§ GOAL OF THE EXERCISE: Reproduce all entries word for word.

··· LISTED ENTRIES

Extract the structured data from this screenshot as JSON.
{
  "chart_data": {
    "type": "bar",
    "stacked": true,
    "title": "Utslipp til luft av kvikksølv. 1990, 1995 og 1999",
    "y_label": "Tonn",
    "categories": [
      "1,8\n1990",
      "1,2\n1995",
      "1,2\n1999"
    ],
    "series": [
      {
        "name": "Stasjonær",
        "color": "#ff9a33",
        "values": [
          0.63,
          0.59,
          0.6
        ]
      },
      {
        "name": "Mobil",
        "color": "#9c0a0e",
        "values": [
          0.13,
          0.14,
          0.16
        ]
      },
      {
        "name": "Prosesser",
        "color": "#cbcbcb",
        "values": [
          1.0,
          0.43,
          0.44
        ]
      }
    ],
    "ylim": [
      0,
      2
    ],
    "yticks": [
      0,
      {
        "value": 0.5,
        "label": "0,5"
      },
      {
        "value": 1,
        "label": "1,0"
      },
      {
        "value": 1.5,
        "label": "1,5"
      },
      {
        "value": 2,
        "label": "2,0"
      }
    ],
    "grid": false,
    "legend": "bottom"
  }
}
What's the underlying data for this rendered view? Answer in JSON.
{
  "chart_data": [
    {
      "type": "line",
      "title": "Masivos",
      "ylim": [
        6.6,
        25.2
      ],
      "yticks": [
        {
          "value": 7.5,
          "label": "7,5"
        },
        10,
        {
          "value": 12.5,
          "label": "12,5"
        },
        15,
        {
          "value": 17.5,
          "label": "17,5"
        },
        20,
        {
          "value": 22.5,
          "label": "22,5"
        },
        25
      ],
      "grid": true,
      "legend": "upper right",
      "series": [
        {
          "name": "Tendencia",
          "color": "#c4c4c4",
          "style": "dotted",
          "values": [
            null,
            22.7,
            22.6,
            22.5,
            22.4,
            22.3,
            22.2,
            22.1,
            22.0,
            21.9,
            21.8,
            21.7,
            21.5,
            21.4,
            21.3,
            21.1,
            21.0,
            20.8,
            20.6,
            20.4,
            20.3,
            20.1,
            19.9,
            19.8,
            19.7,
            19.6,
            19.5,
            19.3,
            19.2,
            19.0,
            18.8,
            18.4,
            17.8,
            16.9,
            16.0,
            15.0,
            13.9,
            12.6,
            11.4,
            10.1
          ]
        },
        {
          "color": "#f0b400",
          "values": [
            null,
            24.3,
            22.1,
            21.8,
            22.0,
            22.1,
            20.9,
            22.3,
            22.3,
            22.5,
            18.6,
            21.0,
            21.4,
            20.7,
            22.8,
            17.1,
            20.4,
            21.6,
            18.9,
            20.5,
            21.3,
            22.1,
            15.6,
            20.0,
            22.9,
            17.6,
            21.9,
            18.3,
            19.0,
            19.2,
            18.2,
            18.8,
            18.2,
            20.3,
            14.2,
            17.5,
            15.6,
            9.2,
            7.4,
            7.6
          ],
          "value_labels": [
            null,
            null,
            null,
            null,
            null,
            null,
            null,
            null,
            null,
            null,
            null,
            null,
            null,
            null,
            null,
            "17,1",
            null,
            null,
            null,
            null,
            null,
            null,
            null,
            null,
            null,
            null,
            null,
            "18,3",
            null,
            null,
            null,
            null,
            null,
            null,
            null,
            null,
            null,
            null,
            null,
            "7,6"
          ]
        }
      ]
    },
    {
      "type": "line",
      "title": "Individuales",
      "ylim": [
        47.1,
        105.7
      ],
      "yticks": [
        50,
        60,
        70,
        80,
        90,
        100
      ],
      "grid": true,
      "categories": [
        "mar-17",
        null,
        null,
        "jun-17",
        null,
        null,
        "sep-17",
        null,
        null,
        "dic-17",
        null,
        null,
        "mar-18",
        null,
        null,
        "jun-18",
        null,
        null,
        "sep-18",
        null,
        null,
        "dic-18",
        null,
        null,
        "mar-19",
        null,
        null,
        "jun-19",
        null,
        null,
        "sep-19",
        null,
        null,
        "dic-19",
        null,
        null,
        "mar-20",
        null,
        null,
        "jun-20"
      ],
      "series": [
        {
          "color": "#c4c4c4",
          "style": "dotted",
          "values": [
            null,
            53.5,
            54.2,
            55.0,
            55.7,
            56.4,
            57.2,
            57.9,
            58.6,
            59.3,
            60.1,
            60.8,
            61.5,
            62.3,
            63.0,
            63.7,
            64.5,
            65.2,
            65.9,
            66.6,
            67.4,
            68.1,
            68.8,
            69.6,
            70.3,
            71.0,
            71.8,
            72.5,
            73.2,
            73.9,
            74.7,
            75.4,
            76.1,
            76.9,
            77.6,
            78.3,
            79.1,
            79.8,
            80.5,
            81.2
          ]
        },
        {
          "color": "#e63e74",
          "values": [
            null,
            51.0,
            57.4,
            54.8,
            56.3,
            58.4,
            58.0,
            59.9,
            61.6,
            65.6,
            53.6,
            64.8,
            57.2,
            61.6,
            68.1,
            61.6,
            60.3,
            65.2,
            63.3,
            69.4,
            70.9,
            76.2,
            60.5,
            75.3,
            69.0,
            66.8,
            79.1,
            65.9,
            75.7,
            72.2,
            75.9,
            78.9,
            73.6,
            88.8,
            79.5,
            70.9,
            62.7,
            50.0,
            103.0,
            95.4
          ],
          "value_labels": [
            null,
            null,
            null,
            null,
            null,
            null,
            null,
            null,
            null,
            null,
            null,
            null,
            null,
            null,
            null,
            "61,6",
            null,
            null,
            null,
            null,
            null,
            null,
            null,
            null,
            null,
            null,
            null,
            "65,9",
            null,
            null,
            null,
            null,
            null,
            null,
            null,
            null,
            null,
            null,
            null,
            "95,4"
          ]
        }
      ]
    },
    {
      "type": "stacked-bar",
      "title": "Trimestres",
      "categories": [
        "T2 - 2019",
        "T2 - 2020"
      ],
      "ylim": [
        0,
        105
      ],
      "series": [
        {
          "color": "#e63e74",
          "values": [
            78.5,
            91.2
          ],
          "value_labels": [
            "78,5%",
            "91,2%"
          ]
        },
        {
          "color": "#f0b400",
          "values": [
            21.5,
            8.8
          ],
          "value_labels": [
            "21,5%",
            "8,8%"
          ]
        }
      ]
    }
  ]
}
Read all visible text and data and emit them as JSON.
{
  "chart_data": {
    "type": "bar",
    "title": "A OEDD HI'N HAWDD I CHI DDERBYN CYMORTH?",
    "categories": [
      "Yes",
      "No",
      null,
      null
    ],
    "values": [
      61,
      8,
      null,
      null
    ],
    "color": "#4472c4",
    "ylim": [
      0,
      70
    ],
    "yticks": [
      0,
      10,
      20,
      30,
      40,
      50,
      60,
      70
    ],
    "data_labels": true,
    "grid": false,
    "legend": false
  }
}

······

§ SOLUTION TO THIS EXERCISE:
Extract the structured data from this screenshot as JSON.
{
  "chart_data": {
    "type": "bar",
    "stacked": true,
    "title": "Utslipp til luft av kvikksølv. 1990, 1995 og 1999",
    "y_label": "Tonn",
    "categories": [
      "1,8\n1990",
      "1,2\n1995",
      "1,2\n1999"
    ],
    "series": [
      {
        "name": "Stasjonær",
        "color": "#ff9a33",
        "values": [
          0.63,
          0.59,
          0.6
        ]
      },
      {
        "name": "Mobil",
        "color": "#9c0a0e",
        "values": [
          0.13,
          0.14,
          0.16
        ]
      },
      {
        "name": "Prosesser",
        "color": "#cbcbcb",
        "values": [
          1.0,
          0.43,
          0.44
        ]
      }
    ],
    "ylim": [
      0,
      2
    ],
    "yticks": [
      0,
      {
        "value": 0.5,
        "label": "0,5"
      },
      {
        "value": 1,
        "label": "1,0"
      },
      {
        "value": 1.5,
        "label": "1,5"
      },
      {
        "value": 2,
        "label": "2,0"
      }
    ],
    "grid": false,
    "legend": "bottom"
  }
}
What's the underlying data for this rendered view? Answer in JSON.
{
  "chart_data": [
    {
      "type": "line",
      "title": "Masivos",
      "ylim": [
        6.6,
        25.2
      ],
      "yticks": [
        {
          "value": 7.5,
          "label": "7,5"
        },
        10,
        {
          "value": 12.5,
          "label": "12,5"
        },
        15,
        {
          "value": 17.5,
          "label": "17,5"
        },
        20,
        {
          "value": 22.5,
          "label": "22,5"
        },
        25
      ],
      "grid": true,
      "legend": "upper right",
      "series": [
        {
          "name": "Tendencia",
          "color": "#c4c4c4",
          "style": "dotted",
          "values": [
            null,
            22.7,
            22.6,
            22.5,
            22.4,
            22.3,
            22.2,
            22.1,
            22.0,
            21.9,
            21.8,
            21.7,
            21.5,
            21.4,
            21.3,
            21.1,
            21.0,
            20.8,
            20.6,
            20.4,
            20.3,
            20.1,
            19.9,
            19.8,
            19.7,
            19.6,
            19.5,
            19.3,
            19.2,
            19.0,
            18.8,
            18.4,
            17.8,
            16.9,
            16.0,
            15.0,
            13.9,
            12.6,
            11.4,
            10.1
          ]
        },
        {
          "color": "#f0b400",
          "values": [
            null,
            24.3,
            22.1,
            21.8,
            22.0,
            22.1,
            20.9,
            22.3,
            22.3,
            22.5,
            18.6,
            21.0,
            21.4,
            20.7,
            22.8,
            17.1,
            20.4,
            21.6,
            18.9,
            20.5,
            21.3,
            22.1,
            15.6,
            20.0,
            22.9,
            17.6,
            21.9,
            18.3,
            19.0,
            19.2,
            18.2,
            18.8,
            18.2,
            20.3,
            14.2,
            17.5,
            15.6,
            9.2,
            7.4,
            7.6
          ],
          "value_labels": [
            null,
            null,
            null,
            null,
            null,
            null,
            null,
            null,
            null,
            null,
            null,
            null,
            null,
            null,
            null,
            "17,1",
            null,
            null,
            null,
            null,
            null,
            null,
            null,
            null,
            null,
            null,
            null,
            "18,3",
            null,
            null,
            null,
            null,
            null,
            null,
            null,
            null,
            null,
            null,
            null,
            "7,6"
          ]
        }
      ]
    },
    {
      "type": "line",
      "title": "Individuales",
      "ylim": [
        47.1,
        105.7
      ],
      "yticks": [
        50,
        60,
        70,
        80,
        90,
        100
      ],
      "grid": true,
      "categories": [
        "mar-17",
        null,
        null,
        "jun-17",
        null,
        null,
        "sep-17",
        null,
        null,
        "dic-17",
        null,
        null,
        "mar-18",
        null,
        null,
        "jun-18",
        null,
        null,
        "sep-18",
        null,
        null,
        "dic-18",
        null,
        null,
        "mar-19",
        null,
        null,
        "jun-19",
        null,
        null,
        "sep-19",
        null,
        null,
        "dic-19",
        null,
        null,
        "mar-20",
        null,
        null,
        "jun-20"
      ],
      "series": [
        {
          "color": "#c4c4c4",
          "style": "dotted",
          "values": [
            null,
            53.5,
            54.2,
            55.0,
            55.7,
            56.4,
            57.2,
            57.9,
            58.6,
            59.3,
            60.1,
            60.8,
            61.5,
            62.3,
            63.0,
            63.7,
            64.5,
            65.2,
            65.9,
            66.6,
            67.4,
            68.1,
            68.8,
            69.6,
            70.3,
            71.0,
            71.8,
            72.5,
            73.2,
            73.9,
            74.7,
            75.4,
            76.1,
            76.9,
            77.6,
            78.3,
            79.1,
            79.8,
            80.5,
            81.2
          ]
        },
        {
          "color": "#e63e74",
          "values": [
            null,
            51.0,
            57.4,
            54.8,
            56.3,
            58.4,
            58.0,
            59.9,
            61.6,
            65.6,
            53.6,
            64.8,
            57.2,
            61.6,
            68.1,
            61.6,
            60.3,
            65.2,
            63.3,
            69.4,
            70.9,
            76.2,
            60.5,
            75.3,
            69.0,
            66.8,
            79.1,
            65.9,
            75.7,
            72.2,
            75.9,
            78.9,
            73.6,
            88.8,
            79.5,
            70.9,
            62.7,
            50.0,
            103.0,
            95.4
          ],
          "value_labels": [
            null,
            null,
            null,
            null,
            null,
            null,
            null,
            null,
            null,
            null,
            null,
            null,
            null,
            null,
            null,
            "61,6",
            null,
            null,
            null,
            null,
            null,
            null,
            null,
            null,
            null,
            null,
            null,
            "65,9",
            null,
            null,
            null,
            null,
            null,
            null,
            null,
            null,
            null,
            null,
            null,
            "95,4"
          ]
        }
      ]
    },
    {
      "type": "stacked-bar",
      "title": "Trimestres",
      "categories": [
        "T2 - 2019",
        "T2 - 2020"
      ],
      "ylim": [
        0,
        105
      ],
      "series": [
        {
          "color": "#e63e74",
          "values": [
            78.5,
            91.2
          ],
          "value_labels": [
            "78,5%",
            "91,2%"
          ]
        },
        {
          "color": "#f0b400",
          "values": [
            21.5,
            8.8
          ],
          "value_labels": [
            "21,5%",
            "8,8%"
          ]
        }
      ]
    }
  ]
}
Read all visible text and data and emit them as JSON.
{
  "chart_data": {
    "type": "bar",
    "title": "A OEDD HI'N HAWDD I CHI DDERBYN CYMORTH?",
    "categories": [
      "Yes",
      "No",
      null,
      null
    ],
    "values": [
      61,
      8,
      null,
      null
    ],
    "color": "#4472c4",
    "ylim": [
      0,
      70
    ],
    "yticks": [
      0,
      10,
      20,
      30,
      40,
      50,
      60,
      70
    ],
    "data_labels": true,
    "grid": false,
    "legend": false
  }
}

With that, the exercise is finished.